Data tied to figure images:

------------------------------

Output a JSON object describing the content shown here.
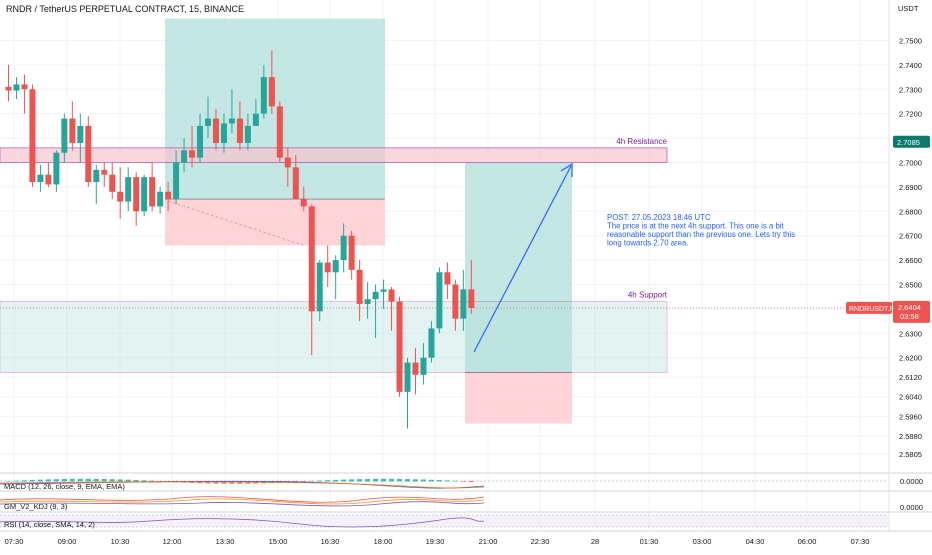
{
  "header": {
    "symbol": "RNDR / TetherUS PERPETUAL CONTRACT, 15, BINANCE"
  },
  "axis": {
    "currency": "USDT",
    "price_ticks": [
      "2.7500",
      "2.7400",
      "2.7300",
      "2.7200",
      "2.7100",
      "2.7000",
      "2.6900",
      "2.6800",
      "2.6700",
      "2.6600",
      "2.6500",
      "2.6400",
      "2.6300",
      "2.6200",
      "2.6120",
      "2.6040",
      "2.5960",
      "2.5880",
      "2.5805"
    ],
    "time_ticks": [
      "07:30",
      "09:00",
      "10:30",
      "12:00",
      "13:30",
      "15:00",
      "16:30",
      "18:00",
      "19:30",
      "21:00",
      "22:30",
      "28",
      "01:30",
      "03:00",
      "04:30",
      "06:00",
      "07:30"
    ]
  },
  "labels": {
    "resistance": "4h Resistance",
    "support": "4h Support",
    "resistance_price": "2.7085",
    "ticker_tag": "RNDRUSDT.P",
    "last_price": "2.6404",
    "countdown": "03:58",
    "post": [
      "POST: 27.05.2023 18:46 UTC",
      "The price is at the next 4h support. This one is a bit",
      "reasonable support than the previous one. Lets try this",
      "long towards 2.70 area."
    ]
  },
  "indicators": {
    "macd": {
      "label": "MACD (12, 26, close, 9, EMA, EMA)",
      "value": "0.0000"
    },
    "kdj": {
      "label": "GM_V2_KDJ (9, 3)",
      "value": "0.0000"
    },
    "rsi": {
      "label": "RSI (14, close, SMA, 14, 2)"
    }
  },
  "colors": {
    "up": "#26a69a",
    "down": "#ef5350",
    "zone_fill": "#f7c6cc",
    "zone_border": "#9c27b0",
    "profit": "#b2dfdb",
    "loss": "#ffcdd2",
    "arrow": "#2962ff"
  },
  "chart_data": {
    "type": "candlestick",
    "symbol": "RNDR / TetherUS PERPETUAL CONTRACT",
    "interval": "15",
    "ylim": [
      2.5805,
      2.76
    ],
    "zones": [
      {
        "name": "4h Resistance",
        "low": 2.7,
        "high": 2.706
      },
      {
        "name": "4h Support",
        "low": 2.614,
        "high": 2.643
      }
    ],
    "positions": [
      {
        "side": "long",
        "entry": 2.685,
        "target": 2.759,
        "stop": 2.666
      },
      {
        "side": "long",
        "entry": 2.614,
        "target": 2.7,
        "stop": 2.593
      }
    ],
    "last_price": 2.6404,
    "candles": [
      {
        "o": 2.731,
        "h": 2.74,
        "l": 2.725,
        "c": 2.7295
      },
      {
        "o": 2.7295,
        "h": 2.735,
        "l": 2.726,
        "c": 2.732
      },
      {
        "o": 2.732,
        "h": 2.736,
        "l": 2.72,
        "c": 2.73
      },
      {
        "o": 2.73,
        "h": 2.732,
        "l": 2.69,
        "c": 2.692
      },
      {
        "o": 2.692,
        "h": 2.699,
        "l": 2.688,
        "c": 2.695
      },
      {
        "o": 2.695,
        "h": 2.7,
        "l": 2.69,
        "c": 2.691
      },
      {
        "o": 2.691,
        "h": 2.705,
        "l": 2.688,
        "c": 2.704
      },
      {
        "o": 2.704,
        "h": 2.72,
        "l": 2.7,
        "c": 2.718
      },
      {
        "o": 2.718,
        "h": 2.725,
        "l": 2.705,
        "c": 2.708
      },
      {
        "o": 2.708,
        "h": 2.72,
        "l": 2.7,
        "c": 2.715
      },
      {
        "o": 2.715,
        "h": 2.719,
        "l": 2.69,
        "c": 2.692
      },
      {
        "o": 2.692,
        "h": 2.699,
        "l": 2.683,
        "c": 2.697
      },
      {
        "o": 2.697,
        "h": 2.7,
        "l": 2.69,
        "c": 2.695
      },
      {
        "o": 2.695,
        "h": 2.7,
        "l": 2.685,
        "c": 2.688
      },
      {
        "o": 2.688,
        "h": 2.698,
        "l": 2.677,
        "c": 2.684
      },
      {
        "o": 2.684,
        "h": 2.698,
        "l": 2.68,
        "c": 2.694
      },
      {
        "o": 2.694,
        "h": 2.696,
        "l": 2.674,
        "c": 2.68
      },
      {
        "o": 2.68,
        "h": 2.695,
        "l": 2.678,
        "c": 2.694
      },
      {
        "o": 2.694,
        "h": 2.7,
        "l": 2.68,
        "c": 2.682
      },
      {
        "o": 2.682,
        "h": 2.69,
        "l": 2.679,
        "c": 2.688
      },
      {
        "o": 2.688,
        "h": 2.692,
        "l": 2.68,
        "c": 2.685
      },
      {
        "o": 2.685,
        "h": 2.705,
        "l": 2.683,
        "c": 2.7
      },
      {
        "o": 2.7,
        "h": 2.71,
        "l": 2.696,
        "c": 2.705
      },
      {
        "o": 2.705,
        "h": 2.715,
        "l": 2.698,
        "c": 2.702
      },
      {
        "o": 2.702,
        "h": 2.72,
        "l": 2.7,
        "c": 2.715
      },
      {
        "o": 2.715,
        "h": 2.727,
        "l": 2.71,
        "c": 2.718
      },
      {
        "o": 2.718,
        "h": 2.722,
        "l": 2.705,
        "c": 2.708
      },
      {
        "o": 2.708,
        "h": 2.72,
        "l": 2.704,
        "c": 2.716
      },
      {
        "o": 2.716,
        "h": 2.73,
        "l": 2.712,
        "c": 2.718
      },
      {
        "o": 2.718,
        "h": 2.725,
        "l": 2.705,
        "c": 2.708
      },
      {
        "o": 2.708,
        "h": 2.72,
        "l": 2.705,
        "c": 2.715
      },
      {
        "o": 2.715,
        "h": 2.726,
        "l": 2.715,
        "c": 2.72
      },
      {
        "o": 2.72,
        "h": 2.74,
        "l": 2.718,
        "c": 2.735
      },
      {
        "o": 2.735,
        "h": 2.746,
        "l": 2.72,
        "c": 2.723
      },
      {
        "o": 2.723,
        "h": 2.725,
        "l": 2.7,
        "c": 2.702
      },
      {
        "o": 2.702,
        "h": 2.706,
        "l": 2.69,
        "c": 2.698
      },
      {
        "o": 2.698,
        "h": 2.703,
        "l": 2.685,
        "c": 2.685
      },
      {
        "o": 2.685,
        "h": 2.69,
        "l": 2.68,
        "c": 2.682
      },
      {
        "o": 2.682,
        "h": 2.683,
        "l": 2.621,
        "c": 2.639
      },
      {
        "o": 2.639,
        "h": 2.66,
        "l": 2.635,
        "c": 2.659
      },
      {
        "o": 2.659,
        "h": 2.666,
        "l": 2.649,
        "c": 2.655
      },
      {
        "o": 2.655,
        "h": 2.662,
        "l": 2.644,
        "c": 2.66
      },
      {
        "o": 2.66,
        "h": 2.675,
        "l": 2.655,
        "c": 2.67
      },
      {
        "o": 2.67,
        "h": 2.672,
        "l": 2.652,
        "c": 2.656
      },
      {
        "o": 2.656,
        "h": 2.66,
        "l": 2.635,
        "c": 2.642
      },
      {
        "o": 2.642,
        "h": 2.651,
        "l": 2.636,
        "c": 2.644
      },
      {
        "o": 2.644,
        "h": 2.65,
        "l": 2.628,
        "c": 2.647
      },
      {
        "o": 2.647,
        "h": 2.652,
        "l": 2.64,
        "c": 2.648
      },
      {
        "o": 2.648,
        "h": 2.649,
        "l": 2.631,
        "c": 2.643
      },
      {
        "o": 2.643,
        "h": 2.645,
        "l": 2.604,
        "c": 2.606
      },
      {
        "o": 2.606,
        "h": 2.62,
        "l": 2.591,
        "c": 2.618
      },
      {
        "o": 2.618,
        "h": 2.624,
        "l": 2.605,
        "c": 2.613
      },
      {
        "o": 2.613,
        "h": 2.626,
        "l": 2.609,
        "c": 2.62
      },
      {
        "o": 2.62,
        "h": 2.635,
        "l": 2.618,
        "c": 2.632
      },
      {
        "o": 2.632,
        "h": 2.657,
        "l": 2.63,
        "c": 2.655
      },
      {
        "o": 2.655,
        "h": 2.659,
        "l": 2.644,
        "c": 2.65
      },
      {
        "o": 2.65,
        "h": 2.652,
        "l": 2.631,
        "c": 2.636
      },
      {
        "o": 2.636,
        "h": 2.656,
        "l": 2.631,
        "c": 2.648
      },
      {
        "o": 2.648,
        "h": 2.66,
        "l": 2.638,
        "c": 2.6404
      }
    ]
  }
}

------------------------------

Read the data above and pull out each line that holds the string "CONTRACT".

The solution.
    "symbol": "RNDR / TetherUS PERPETUAL CONTRACT, 15, BINANCE"
    "symbol": "RNDR / TetherUS PERPETUAL CONTRACT",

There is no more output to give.